WRITTEN INSTRUCTION:
Repeat the material below exactly, with no pictures.

EXCERPTED DATA:
..............................

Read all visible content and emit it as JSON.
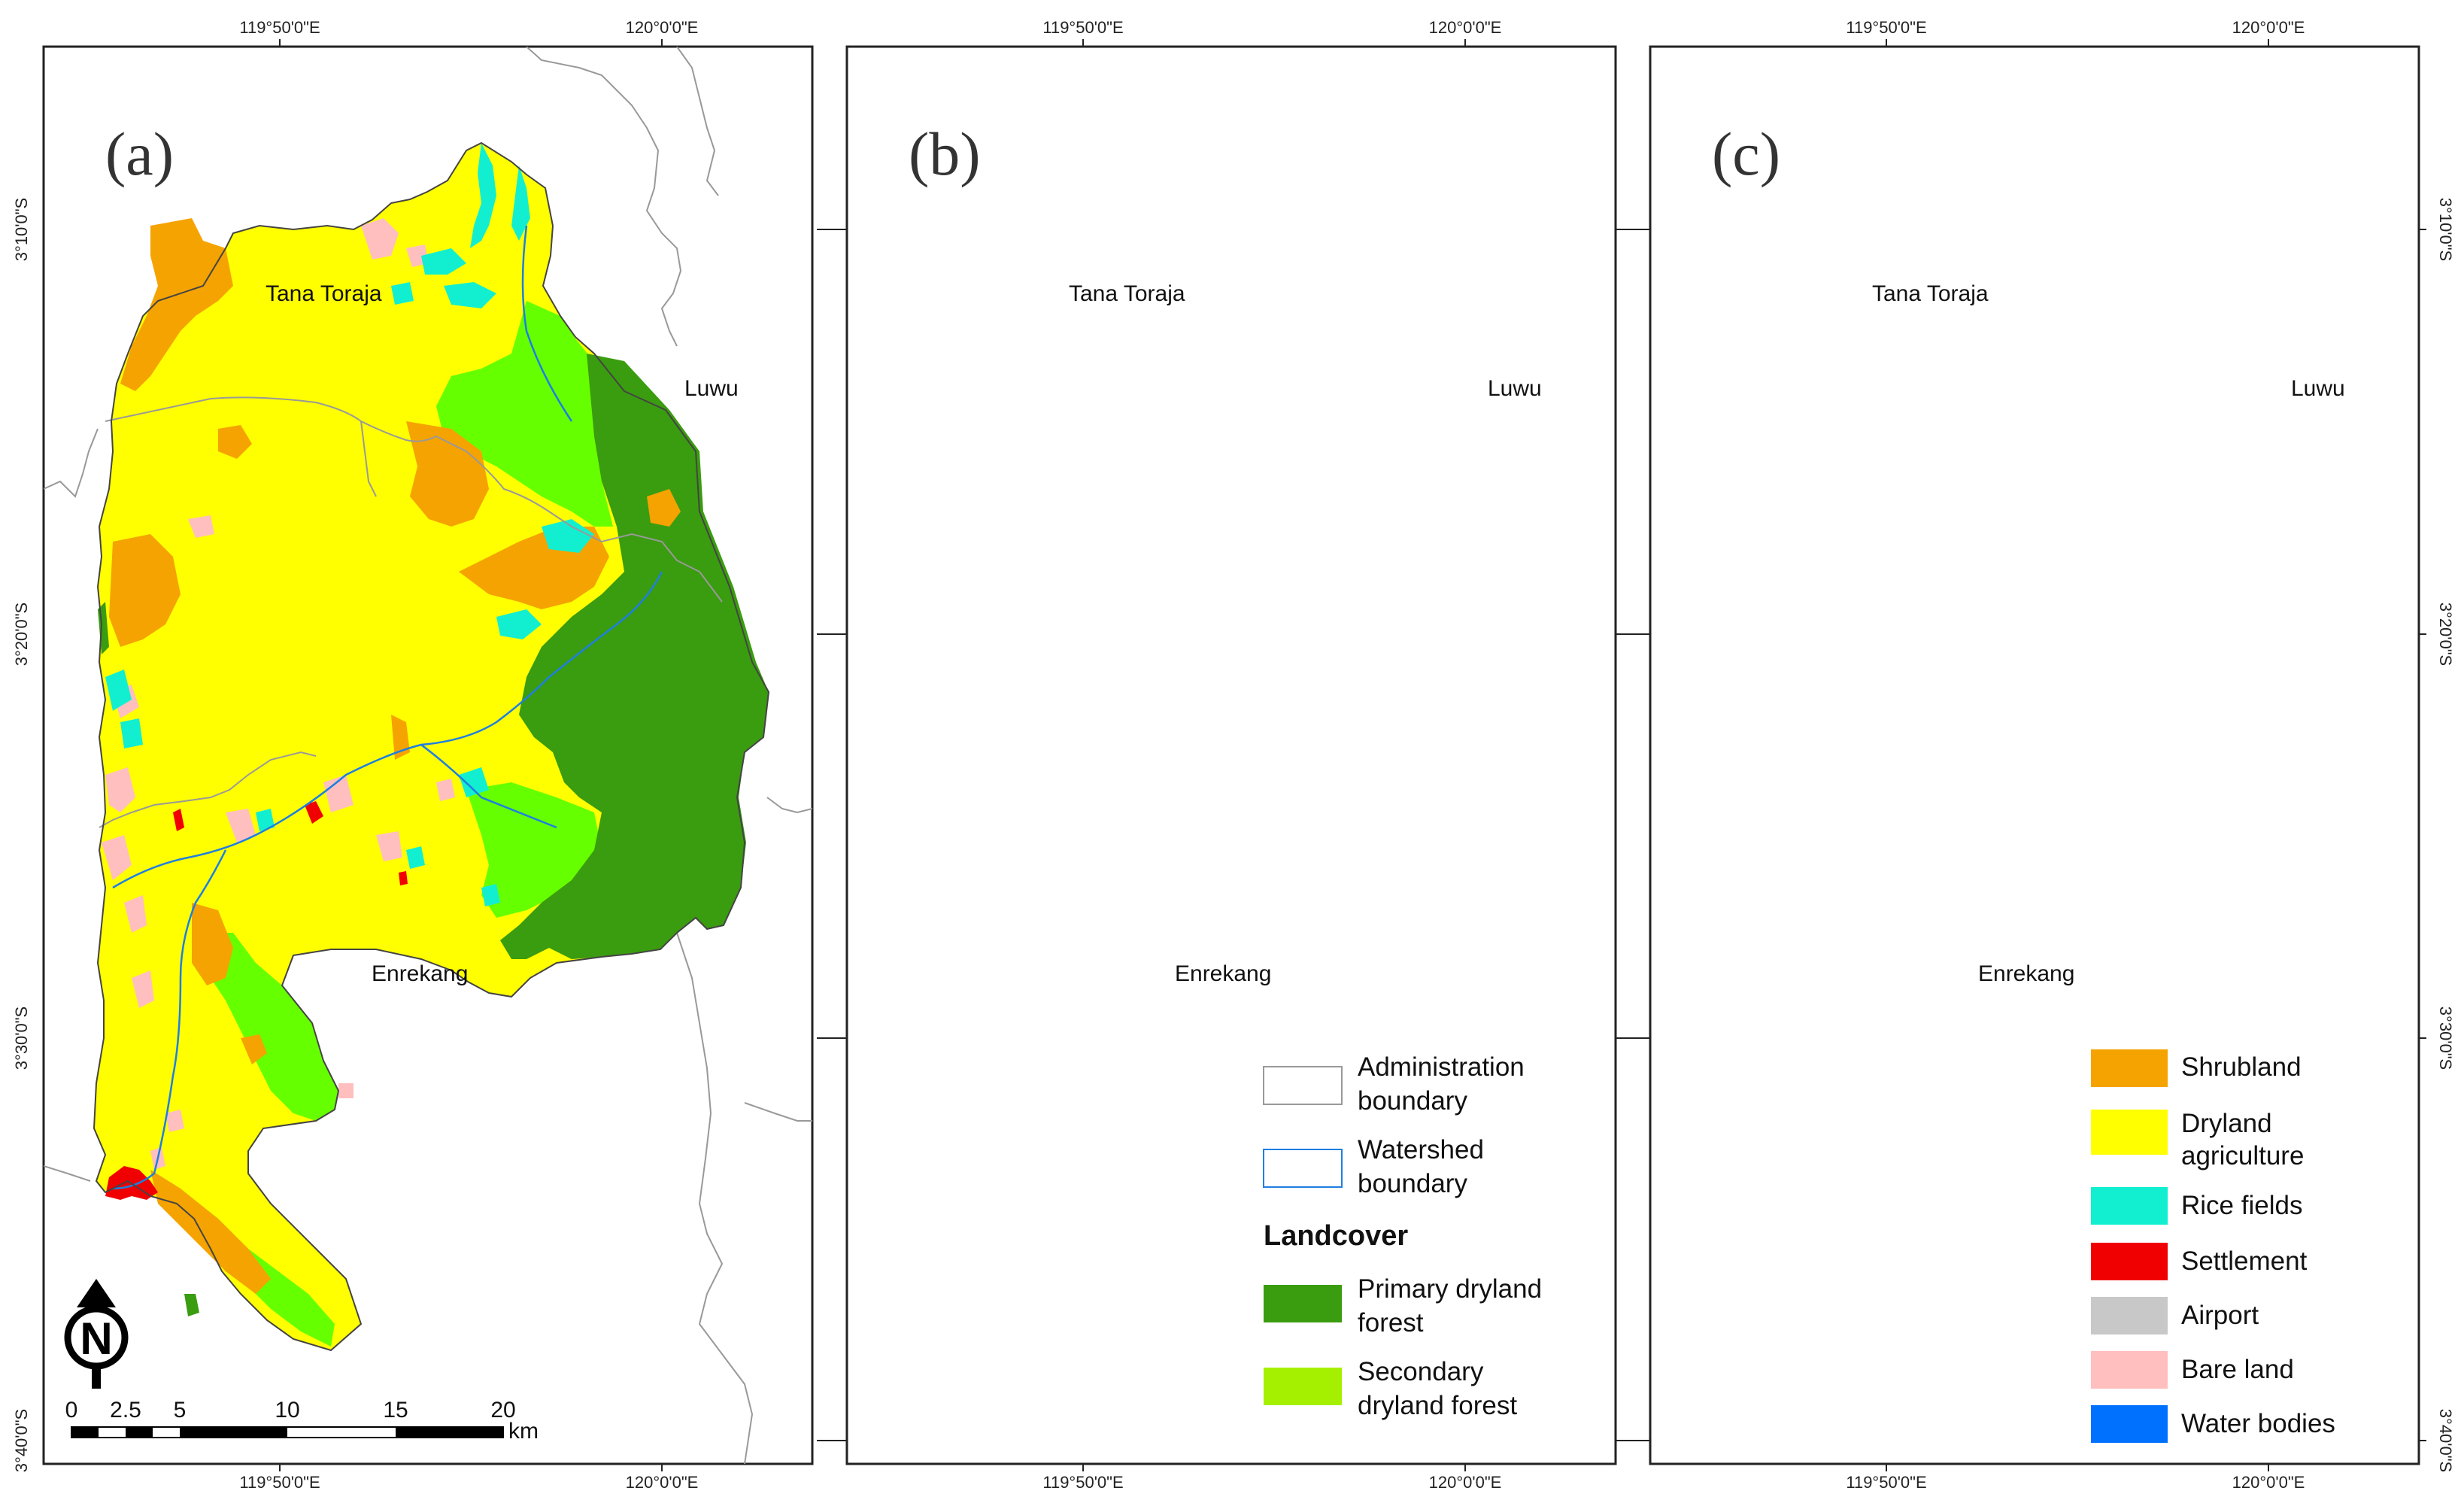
{
  "panels": [
    {
      "label": "(a)",
      "places": {
        "tana_toraja": "Tana Toraja",
        "luwu": "Luwu",
        "enrekang": "Enrekang"
      }
    },
    {
      "label": "(b)",
      "places": {
        "tana_toraja": "Tana Toraja",
        "luwu": "Luwu",
        "enrekang": "Enrekang"
      }
    },
    {
      "label": "(c)",
      "places": {
        "tana_toraja": "Tana Toraja",
        "luwu": "Luwu",
        "enrekang": "Enrekang"
      }
    }
  ],
  "coordinates": {
    "lon_left": "119°50'0\"E",
    "lon_right": "120°0'0\"E",
    "lat": [
      "3°10'0\"S",
      "3°20'0\"S",
      "3°30'0\"S",
      "3°40'0\"S"
    ]
  },
  "north_arrow": {
    "letter": "N"
  },
  "scale_bar": {
    "ticks": [
      "0",
      "2.5",
      "5",
      "10",
      "15",
      "20"
    ],
    "unit": "km"
  },
  "legend_b": {
    "admin_line1": "Administration",
    "admin_line2": "boundary",
    "watershed_line1": "Watershed",
    "watershed_line2": "boundary",
    "landcover_heading": "Landcover",
    "primary_line1": "Primary dryland",
    "primary_line2": "forest",
    "secondary_line1": "Secondary",
    "secondary_line2": "dryland forest"
  },
  "legend_c": {
    "shrubland": "Shrubland",
    "dryland_line1": "Dryland",
    "dryland_line2": "agriculture",
    "rice": "Rice fields",
    "settlement": "Settlement",
    "airport": "Airport",
    "bare": "Bare land",
    "water": "Water bodies"
  },
  "colors": {
    "primary_forest": "#3A9C0F",
    "secondary_forest": "#66FF00",
    "secondary_forest_c": "#A5F000",
    "shrubland": "#F5A300",
    "dryland_agriculture": "#FFFF00",
    "rice_fields": "#12EFD0",
    "settlement": "#F00000",
    "airport": "#C8C8C8",
    "bare_land": "#FFBFBF",
    "water_bodies": "#0070FF"
  }
}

..............................

FINAL ANSWER:
Read all visible content and emit it as JSON.
{
  "panels": [
    {
      "label": "(a)",
      "places": {
        "tana_toraja": "Tana Toraja",
        "luwu": "Luwu",
        "enrekang": "Enrekang"
      }
    },
    {
      "label": "(b)",
      "places": {
        "tana_toraja": "Tana Toraja",
        "luwu": "Luwu",
        "enrekang": "Enrekang"
      }
    },
    {
      "label": "(c)",
      "places": {
        "tana_toraja": "Tana Toraja",
        "luwu": "Luwu",
        "enrekang": "Enrekang"
      }
    }
  ],
  "coordinates": {
    "lon_left": "119°50'0\"E",
    "lon_right": "120°0'0\"E",
    "lat": [
      "3°10'0\"S",
      "3°20'0\"S",
      "3°30'0\"S",
      "3°40'0\"S"
    ]
  },
  "north_arrow": {
    "letter": "N"
  },
  "scale_bar": {
    "ticks": [
      "0",
      "2.5",
      "5",
      "10",
      "15",
      "20"
    ],
    "unit": "km"
  },
  "legend_b": {
    "admin_line1": "Administration",
    "admin_line2": "boundary",
    "watershed_line1": "Watershed",
    "watershed_line2": "boundary",
    "landcover_heading": "Landcover",
    "primary_line1": "Primary dryland",
    "primary_line2": "forest",
    "secondary_line1": "Secondary",
    "secondary_line2": "dryland forest"
  },
  "legend_c": {
    "shrubland": "Shrubland",
    "dryland_line1": "Dryland",
    "dryland_line2": "agriculture",
    "rice": "Rice fields",
    "settlement": "Settlement",
    "airport": "Airport",
    "bare": "Bare land",
    "water": "Water bodies"
  },
  "colors": {
    "primary_forest": "#3A9C0F",
    "secondary_forest": "#66FF00",
    "secondary_forest_c": "#A5F000",
    "shrubland": "#F5A300",
    "dryland_agriculture": "#FFFF00",
    "rice_fields": "#12EFD0",
    "settlement": "#F00000",
    "airport": "#C8C8C8",
    "bare_land": "#FFBFBF",
    "water_bodies": "#0070FF"
  }
}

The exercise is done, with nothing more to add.